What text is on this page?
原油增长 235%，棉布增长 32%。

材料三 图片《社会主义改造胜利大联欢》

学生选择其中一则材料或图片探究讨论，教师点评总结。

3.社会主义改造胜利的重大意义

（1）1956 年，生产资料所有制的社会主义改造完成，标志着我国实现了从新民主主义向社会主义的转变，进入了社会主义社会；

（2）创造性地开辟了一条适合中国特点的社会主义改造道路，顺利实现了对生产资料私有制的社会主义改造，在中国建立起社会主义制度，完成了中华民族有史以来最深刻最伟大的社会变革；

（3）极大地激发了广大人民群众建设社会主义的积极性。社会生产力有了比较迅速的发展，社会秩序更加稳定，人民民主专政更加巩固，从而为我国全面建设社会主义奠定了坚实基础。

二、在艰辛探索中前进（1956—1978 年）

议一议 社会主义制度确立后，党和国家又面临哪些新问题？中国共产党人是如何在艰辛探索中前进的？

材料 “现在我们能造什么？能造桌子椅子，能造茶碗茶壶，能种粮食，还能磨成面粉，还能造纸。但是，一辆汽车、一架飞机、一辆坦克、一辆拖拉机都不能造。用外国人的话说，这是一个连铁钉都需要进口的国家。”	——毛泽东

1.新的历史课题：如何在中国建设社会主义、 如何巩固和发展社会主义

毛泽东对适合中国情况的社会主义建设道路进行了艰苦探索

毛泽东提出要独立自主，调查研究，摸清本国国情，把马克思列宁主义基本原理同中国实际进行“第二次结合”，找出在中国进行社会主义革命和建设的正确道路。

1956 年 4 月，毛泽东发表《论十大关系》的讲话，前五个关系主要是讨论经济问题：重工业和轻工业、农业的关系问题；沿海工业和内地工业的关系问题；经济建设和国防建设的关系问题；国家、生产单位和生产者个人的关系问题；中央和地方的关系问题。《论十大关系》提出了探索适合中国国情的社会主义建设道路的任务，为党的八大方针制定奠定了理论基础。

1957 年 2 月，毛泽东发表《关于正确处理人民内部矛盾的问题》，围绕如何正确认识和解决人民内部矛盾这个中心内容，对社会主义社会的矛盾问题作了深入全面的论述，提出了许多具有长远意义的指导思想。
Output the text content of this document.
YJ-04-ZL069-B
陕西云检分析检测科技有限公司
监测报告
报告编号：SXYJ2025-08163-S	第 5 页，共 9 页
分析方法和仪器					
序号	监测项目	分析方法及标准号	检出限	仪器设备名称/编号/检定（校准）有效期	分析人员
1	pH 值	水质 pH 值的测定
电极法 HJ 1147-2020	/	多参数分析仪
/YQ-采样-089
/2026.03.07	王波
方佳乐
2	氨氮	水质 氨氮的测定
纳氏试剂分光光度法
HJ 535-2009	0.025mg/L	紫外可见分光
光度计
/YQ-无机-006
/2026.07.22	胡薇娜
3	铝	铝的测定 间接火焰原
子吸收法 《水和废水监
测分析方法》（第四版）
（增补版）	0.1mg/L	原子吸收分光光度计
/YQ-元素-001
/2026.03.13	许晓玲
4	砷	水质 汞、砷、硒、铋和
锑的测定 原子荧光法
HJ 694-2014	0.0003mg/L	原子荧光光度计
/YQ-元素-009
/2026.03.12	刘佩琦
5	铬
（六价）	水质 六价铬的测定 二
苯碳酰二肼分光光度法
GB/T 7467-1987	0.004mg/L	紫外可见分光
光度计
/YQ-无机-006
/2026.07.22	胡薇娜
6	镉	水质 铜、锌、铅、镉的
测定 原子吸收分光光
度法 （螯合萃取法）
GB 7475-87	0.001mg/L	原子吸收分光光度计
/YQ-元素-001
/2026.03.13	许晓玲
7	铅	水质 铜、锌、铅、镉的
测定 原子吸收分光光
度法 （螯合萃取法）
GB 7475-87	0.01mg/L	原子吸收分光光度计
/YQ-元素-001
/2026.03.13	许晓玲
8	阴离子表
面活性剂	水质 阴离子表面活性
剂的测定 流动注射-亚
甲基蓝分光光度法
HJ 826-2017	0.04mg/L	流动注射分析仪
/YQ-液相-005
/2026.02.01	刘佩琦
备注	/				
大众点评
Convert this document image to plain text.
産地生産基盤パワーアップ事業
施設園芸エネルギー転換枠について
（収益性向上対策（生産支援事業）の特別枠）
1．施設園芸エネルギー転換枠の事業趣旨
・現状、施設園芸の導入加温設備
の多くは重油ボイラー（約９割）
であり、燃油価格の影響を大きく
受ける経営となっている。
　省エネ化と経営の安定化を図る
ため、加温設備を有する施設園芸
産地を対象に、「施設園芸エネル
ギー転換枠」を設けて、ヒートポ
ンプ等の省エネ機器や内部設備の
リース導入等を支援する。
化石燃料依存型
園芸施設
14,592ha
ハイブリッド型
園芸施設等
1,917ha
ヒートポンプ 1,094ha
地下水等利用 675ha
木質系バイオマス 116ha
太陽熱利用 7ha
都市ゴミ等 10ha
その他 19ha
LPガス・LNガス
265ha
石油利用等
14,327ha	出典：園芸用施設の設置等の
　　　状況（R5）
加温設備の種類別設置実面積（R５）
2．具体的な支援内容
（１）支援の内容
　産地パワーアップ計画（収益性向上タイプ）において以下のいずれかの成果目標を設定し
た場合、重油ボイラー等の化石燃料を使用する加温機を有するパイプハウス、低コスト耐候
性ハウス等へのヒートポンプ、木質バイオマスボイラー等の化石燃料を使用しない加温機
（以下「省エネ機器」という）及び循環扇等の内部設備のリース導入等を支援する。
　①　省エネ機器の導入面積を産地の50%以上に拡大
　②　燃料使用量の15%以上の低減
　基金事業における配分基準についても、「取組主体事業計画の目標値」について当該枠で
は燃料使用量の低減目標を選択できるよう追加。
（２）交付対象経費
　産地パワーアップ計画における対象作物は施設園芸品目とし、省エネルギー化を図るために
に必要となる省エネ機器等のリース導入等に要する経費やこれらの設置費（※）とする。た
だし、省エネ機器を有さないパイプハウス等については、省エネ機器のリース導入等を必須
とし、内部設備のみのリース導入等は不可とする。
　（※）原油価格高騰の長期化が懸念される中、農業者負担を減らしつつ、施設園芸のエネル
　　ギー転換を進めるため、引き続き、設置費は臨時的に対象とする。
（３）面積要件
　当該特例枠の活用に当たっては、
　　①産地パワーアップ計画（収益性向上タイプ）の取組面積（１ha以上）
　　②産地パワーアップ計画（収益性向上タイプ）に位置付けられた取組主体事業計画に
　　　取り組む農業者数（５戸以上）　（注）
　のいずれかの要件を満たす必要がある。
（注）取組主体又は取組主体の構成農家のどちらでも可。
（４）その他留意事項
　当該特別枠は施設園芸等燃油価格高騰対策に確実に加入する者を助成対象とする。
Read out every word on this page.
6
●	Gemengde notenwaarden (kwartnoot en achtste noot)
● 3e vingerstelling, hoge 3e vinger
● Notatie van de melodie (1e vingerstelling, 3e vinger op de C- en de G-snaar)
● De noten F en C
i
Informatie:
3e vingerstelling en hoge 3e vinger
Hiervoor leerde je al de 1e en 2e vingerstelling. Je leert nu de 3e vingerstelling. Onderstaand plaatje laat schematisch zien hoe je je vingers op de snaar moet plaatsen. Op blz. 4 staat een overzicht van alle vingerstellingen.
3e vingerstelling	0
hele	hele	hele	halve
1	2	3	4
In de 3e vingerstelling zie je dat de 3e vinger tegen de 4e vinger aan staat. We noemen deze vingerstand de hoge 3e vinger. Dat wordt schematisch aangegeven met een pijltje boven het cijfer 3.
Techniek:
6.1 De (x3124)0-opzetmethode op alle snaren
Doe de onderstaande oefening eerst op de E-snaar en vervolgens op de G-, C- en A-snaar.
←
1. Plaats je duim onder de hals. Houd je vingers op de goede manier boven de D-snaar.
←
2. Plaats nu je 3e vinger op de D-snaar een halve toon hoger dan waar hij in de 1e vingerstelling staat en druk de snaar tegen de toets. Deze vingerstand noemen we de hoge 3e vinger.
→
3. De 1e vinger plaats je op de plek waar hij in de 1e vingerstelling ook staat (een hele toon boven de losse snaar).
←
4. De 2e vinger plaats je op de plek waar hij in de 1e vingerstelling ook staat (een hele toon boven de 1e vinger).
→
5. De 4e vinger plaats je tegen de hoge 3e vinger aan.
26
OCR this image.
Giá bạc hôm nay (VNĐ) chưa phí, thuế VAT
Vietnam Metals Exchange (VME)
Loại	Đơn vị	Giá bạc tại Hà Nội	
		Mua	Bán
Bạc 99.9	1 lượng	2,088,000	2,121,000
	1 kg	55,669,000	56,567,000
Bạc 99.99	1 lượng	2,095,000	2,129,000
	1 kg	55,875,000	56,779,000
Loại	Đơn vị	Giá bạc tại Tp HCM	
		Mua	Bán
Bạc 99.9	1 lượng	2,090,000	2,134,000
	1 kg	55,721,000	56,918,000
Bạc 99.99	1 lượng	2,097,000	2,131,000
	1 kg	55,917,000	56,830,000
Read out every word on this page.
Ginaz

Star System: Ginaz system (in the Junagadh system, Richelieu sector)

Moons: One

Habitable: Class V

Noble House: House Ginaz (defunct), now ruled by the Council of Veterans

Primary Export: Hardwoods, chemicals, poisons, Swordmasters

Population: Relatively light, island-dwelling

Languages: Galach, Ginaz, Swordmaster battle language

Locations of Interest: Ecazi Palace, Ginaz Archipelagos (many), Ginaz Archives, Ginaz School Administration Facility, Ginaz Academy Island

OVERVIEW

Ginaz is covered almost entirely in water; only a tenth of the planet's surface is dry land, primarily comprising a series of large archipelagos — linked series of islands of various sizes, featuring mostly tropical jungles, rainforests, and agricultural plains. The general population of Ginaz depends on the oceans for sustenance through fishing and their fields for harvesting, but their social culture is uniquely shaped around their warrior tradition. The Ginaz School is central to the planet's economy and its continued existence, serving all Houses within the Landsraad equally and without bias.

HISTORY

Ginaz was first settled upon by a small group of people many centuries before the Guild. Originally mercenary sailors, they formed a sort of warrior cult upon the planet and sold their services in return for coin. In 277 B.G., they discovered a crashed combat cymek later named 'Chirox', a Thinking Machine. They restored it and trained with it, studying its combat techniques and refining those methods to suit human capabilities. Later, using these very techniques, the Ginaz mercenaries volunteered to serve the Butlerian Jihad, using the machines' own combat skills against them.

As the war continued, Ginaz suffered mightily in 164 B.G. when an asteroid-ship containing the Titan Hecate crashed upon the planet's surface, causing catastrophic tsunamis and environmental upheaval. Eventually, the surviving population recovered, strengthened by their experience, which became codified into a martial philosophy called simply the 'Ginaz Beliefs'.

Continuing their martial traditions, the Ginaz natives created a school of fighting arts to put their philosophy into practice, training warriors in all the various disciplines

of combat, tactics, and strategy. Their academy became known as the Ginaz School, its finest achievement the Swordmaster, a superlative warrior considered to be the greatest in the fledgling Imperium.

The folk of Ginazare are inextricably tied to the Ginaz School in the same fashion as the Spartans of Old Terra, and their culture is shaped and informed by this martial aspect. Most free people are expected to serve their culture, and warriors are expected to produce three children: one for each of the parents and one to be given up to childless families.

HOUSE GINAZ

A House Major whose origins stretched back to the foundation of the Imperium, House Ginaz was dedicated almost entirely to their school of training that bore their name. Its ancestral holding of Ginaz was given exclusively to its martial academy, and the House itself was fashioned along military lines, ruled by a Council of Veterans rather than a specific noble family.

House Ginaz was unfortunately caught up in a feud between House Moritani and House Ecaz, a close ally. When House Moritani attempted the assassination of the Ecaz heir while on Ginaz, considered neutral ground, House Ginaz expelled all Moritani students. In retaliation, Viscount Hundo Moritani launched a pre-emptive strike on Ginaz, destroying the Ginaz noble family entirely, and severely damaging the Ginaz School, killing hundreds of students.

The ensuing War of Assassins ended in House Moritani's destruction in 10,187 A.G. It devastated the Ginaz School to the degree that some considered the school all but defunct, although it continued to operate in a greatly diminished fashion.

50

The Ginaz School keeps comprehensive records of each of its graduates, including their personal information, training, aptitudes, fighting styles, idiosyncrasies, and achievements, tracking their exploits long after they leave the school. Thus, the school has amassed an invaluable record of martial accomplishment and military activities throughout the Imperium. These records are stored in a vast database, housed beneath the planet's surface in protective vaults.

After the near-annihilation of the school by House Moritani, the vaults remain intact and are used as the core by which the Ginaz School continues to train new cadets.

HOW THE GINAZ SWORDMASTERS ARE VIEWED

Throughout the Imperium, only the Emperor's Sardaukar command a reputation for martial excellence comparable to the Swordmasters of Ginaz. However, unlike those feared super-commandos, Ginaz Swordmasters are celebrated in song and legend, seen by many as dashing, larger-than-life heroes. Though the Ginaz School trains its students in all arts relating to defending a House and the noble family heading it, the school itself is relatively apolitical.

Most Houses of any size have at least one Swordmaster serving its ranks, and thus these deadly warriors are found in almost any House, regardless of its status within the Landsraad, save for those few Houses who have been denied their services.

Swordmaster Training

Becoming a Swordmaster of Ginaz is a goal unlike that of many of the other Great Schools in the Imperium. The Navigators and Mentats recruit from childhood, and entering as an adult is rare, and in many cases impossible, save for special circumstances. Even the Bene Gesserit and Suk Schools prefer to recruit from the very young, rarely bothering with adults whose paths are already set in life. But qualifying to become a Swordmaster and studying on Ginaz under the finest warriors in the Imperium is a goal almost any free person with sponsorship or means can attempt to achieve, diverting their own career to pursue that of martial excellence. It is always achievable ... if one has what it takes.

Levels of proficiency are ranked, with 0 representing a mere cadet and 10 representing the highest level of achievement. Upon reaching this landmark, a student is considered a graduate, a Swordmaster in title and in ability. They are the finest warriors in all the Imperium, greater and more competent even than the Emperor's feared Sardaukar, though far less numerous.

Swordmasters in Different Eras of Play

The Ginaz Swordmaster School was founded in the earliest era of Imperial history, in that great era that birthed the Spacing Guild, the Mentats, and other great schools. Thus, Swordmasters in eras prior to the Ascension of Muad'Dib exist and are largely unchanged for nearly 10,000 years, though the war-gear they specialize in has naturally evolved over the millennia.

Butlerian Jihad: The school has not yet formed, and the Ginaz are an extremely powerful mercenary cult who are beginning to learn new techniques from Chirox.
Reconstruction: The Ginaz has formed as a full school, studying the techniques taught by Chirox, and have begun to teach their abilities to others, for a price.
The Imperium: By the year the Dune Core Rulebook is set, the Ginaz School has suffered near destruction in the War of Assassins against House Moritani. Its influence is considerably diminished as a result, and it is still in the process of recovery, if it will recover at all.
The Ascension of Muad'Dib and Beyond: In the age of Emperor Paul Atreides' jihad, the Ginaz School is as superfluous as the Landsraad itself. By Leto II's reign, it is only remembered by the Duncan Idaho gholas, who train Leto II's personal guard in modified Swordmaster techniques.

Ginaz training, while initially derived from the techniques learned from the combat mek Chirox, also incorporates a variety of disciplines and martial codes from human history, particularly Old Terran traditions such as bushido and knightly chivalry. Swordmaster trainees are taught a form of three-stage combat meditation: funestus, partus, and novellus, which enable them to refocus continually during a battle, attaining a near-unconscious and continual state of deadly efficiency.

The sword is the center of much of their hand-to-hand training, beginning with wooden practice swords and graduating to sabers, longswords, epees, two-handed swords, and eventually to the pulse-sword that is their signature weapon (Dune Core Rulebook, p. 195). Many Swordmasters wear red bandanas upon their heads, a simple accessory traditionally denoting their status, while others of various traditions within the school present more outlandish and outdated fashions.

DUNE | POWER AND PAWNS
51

══════════

## [Request]
Pull out and copy each line containing the string "収益性向上タイプ".

## [Problem solution]
　産地パワーアップ計画（収益性向上タイプ）において以下のいずれかの成果目標を設定し
　　①産地パワーアップ計画（収益性向上タイプ）の取組面積（１ha以上）
　　②産地パワーアップ計画（収益性向上タイプ）に位置付けられた取組主体事業計画に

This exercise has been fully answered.